### SET EXERCISE
Could you write out the records below exactly as they appear?

* start STORED ROWS *

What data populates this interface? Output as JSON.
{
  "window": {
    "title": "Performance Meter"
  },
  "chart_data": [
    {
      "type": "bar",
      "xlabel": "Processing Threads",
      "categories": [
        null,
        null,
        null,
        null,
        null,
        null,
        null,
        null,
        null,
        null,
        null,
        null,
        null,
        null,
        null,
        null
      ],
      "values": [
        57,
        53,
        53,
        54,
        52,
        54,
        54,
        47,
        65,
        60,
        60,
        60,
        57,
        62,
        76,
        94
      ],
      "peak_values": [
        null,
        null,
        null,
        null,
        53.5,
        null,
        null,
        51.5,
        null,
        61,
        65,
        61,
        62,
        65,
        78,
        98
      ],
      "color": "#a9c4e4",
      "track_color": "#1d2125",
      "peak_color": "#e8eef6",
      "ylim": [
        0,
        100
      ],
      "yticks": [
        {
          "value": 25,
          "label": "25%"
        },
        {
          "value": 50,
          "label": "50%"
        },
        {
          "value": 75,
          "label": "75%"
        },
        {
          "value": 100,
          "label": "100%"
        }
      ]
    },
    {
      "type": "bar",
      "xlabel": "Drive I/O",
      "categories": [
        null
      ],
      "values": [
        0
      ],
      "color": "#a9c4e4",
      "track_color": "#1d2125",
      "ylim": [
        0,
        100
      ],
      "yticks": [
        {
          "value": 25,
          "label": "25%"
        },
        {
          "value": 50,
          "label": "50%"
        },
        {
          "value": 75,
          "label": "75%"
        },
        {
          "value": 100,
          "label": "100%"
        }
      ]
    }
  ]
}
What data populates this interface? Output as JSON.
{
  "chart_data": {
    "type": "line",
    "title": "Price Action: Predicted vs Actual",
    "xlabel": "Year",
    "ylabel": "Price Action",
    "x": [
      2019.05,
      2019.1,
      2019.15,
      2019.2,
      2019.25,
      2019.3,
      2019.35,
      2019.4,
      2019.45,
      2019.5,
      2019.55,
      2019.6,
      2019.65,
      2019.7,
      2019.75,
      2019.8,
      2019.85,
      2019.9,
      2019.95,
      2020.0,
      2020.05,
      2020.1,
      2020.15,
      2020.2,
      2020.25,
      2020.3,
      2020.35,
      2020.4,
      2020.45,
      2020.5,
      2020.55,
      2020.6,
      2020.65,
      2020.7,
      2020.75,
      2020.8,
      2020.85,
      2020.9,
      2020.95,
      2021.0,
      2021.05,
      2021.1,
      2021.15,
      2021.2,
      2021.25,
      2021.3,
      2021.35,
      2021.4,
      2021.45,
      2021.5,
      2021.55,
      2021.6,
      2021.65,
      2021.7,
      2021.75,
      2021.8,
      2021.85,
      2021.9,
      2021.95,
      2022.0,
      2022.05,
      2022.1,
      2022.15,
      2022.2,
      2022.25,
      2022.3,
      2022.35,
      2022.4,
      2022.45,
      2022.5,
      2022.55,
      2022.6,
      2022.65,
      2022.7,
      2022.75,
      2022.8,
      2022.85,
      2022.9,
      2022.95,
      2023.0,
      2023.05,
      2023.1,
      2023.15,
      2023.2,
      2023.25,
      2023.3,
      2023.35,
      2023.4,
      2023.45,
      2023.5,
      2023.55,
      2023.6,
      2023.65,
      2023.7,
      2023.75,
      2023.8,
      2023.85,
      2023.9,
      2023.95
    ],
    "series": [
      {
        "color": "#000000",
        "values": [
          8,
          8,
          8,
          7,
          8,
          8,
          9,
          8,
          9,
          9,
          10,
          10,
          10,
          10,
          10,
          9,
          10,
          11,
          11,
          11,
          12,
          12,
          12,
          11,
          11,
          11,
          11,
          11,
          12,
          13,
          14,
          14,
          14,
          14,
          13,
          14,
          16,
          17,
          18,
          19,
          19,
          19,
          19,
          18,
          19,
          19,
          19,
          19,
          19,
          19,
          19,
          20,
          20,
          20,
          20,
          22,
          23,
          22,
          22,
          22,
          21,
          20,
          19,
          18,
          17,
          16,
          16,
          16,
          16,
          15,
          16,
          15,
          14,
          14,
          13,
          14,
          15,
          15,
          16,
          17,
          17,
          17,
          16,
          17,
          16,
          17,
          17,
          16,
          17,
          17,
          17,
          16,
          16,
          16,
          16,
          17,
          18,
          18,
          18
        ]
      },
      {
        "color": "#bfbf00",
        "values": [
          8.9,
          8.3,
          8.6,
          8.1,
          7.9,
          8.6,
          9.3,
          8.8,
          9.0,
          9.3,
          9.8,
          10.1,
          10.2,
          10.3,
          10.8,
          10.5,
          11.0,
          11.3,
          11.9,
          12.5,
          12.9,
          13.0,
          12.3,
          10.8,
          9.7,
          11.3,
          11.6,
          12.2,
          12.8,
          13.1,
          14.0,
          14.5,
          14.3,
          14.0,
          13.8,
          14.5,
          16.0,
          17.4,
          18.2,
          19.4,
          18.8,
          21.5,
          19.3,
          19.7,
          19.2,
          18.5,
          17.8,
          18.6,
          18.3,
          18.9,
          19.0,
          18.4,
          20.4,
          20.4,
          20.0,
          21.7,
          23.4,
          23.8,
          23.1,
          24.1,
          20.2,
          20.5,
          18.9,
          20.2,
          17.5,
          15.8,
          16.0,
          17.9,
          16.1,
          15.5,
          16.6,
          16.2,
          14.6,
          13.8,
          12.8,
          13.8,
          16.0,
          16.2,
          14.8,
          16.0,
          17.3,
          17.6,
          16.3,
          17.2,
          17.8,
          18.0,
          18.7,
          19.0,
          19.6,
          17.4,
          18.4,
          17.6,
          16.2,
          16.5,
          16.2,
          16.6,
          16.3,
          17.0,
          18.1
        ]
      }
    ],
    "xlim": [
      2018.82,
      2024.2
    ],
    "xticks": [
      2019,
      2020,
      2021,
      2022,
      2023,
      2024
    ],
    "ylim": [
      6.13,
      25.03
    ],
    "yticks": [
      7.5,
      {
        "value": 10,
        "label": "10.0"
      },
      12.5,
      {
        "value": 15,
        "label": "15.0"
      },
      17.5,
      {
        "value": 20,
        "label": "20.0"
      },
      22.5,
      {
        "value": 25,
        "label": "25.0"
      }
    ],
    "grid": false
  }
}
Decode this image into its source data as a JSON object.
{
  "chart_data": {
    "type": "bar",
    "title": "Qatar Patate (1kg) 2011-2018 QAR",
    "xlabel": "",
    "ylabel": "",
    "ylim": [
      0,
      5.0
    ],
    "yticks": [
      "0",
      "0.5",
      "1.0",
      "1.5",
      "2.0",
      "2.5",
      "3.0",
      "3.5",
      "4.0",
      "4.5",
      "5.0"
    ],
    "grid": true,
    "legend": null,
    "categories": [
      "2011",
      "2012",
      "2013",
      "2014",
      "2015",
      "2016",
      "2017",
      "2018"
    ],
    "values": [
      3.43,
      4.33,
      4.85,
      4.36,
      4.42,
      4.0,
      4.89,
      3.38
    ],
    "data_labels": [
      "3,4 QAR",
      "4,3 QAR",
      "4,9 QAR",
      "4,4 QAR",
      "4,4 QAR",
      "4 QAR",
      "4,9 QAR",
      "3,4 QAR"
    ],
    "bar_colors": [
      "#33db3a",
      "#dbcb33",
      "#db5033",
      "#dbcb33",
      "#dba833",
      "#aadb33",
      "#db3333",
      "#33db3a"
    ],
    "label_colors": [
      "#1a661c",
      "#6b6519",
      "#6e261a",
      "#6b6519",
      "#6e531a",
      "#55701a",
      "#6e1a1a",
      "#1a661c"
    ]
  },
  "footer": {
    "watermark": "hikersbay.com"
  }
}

* end STORED ROWS *

### SOLUTION
What data populates this interface? Output as JSON.
{
  "window": {
    "title": "Performance Meter"
  },
  "chart_data": [
    {
      "type": "bar",
      "xlabel": "Processing Threads",
      "categories": [
        null,
        null,
        null,
        null,
        null,
        null,
        null,
        null,
        null,
        null,
        null,
        null,
        null,
        null,
        null,
        null
      ],
      "values": [
        57,
        53,
        53,
        54,
        52,
        54,
        54,
        47,
        65,
        60,
        60,
        60,
        57,
        62,
        76,
        94
      ],
      "peak_values": [
        null,
        null,
        null,
        null,
        53.5,
        null,
        null,
        51.5,
        null,
        61,
        65,
        61,
        62,
        65,
        78,
        98
      ],
      "color": "#a9c4e4",
      "track_color": "#1d2125",
      "peak_color": "#e8eef6",
      "ylim": [
        0,
        100
      ],
      "yticks": [
        {
          "value": 25,
          "label": "25%"
        },
        {
          "value": 50,
          "label": "50%"
        },
        {
          "value": 75,
          "label": "75%"
        },
        {
          "value": 100,
          "label": "100%"
        }
      ]
    },
    {
      "type": "bar",
      "xlabel": "Drive I/O",
      "categories": [
        null
      ],
      "values": [
        0
      ],
      "color": "#a9c4e4",
      "track_color": "#1d2125",
      "ylim": [
        0,
        100
      ],
      "yticks": [
        {
          "value": 25,
          "label": "25%"
        },
        {
          "value": 50,
          "label": "50%"
        },
        {
          "value": 75,
          "label": "75%"
        },
        {
          "value": 100,
          "label": "100%"
        }
      ]
    }
  ]
}
What data populates this interface? Output as JSON.
{
  "chart_data": {
    "type": "line",
    "title": "Price Action: Predicted vs Actual",
    "xlabel": "Year",
    "ylabel": "Price Action",
    "x": [
      2019.05,
      2019.1,
      2019.15,
      2019.2,
      2019.25,
      2019.3,
      2019.35,
      2019.4,
      2019.45,
      2019.5,
      2019.55,
      2019.6,
      2019.65,
      2019.7,
      2019.75,
      2019.8,
      2019.85,
      2019.9,
      2019.95,
      2020.0,
      2020.05,
      2020.1,
      2020.15,
      2020.2,
      2020.25,
      2020.3,
      2020.35,
      2020.4,
      2020.45,
      2020.5,
      2020.55,
      2020.6,
      2020.65,
      2020.7,
      2020.75,
      2020.8,
      2020.85,
      2020.9,
      2020.95,
      2021.0,
      2021.05,
      2021.1,
      2021.15,
      2021.2,
      2021.25,
      2021.3,
      2021.35,
      2021.4,
      2021.45,
      2021.5,
      2021.55,
      2021.6,
      2021.65,
      2021.7,
      2021.75,
      2021.8,
      2021.85,
      2021.9,
      2021.95,
      2022.0,
      2022.05,
      2022.1,
      2022.15,
      2022.2,
      2022.25,
      2022.3,
      2022.35,
      2022.4,
      2022.45,
      2022.5,
      2022.55,
      2022.6,
      2022.65,
      2022.7,
      2022.75,
      2022.8,
      2022.85,
      2022.9,
      2022.95,
      2023.0,
      2023.05,
      2023.1,
      2023.15,
      2023.2,
      2023.25,
      2023.3,
      2023.35,
      2023.4,
      2023.45,
      2023.5,
      2023.55,
      2023.6,
      2023.65,
      2023.7,
      2023.75,
      2023.8,
      2023.85,
      2023.9,
      2023.95
    ],
    "series": [
      {
        "color": "#000000",
        "values": [
          8,
          8,
          8,
          7,
          8,
          8,
          9,
          8,
          9,
          9,
          10,
          10,
          10,
          10,
          10,
          9,
          10,
          11,
          11,
          11,
          12,
          12,
          12,
          11,
          11,
          11,
          11,
          11,
          12,
          13,
          14,
          14,
          14,
          14,
          13,
          14,
          16,
          17,
          18,
          19,
          19,
          19,
          19,
          18,
          19,
          19,
          19,
          19,
          19,
          19,
          19,
          20,
          20,
          20,
          20,
          22,
          23,
          22,
          22,
          22,
          21,
          20,
          19,
          18,
          17,
          16,
          16,
          16,
          16,
          15,
          16,
          15,
          14,
          14,
          13,
          14,
          15,
          15,
          16,
          17,
          17,
          17,
          16,
          17,
          16,
          17,
          17,
          16,
          17,
          17,
          17,
          16,
          16,
          16,
          16,
          17,
          18,
          18,
          18
        ]
      },
      {
        "color": "#bfbf00",
        "values": [
          8.9,
          8.3,
          8.6,
          8.1,
          7.9,
          8.6,
          9.3,
          8.8,
          9.0,
          9.3,
          9.8,
          10.1,
          10.2,
          10.3,
          10.8,
          10.5,
          11.0,
          11.3,
          11.9,
          12.5,
          12.9,
          13.0,
          12.3,
          10.8,
          9.7,
          11.3,
          11.6,
          12.2,
          12.8,
          13.1,
          14.0,
          14.5,
          14.3,
          14.0,
          13.8,
          14.5,
          16.0,
          17.4,
          18.2,
          19.4,
          18.8,
          21.5,
          19.3,
          19.7,
          19.2,
          18.5,
          17.8,
          18.6,
          18.3,
          18.9,
          19.0,
          18.4,
          20.4,
          20.4,
          20.0,
          21.7,
          23.4,
          23.8,
          23.1,
          24.1,
          20.2,
          20.5,
          18.9,
          20.2,
          17.5,
          15.8,
          16.0,
          17.9,
          16.1,
          15.5,
          16.6,
          16.2,
          14.6,
          13.8,
          12.8,
          13.8,
          16.0,
          16.2,
          14.8,
          16.0,
          17.3,
          17.6,
          16.3,
          17.2,
          17.8,
          18.0,
          18.7,
          19.0,
          19.6,
          17.4,
          18.4,
          17.6,
          16.2,
          16.5,
          16.2,
          16.6,
          16.3,
          17.0,
          18.1
        ]
      }
    ],
    "xlim": [
      2018.82,
      2024.2
    ],
    "xticks": [
      2019,
      2020,
      2021,
      2022,
      2023,
      2024
    ],
    "ylim": [
      6.13,
      25.03
    ],
    "yticks": [
      7.5,
      {
        "value": 10,
        "label": "10.0"
      },
      12.5,
      {
        "value": 15,
        "label": "15.0"
      },
      17.5,
      {
        "value": 20,
        "label": "20.0"
      },
      22.5,
      {
        "value": 25,
        "label": "25.0"
      }
    ],
    "grid": false
  }
}
Decode this image into its source data as a JSON object.
{
  "chart_data": {
    "type": "bar",
    "title": "Qatar Patate (1kg) 2011-2018 QAR",
    "xlabel": "",
    "ylabel": "",
    "ylim": [
      0,
      5.0
    ],
    "yticks": [
      "0",
      "0.5",
      "1.0",
      "1.5",
      "2.0",
      "2.5",
      "3.0",
      "3.5",
      "4.0",
      "4.5",
      "5.0"
    ],
    "grid": true,
    "legend": null,
    "categories": [
      "2011",
      "2012",
      "2013",
      "2014",
      "2015",
      "2016",
      "2017",
      "2018"
    ],
    "values": [
      3.43,
      4.33,
      4.85,
      4.36,
      4.42,
      4.0,
      4.89,
      3.38
    ],
    "data_labels": [
      "3,4 QAR",
      "4,3 QAR",
      "4,9 QAR",
      "4,4 QAR",
      "4,4 QAR",
      "4 QAR",
      "4,9 QAR",
      "3,4 QAR"
    ],
    "bar_colors": [
      "#33db3a",
      "#dbcb33",
      "#db5033",
      "#dbcb33",
      "#dba833",
      "#aadb33",
      "#db3333",
      "#33db3a"
    ],
    "label_colors": [
      "#1a661c",
      "#6b6519",
      "#6e261a",
      "#6b6519",
      "#6e531a",
      "#55701a",
      "#6e1a1a",
      "#1a661c"
    ]
  },
  "footer": {
    "watermark": "hikersbay.com"
  }
}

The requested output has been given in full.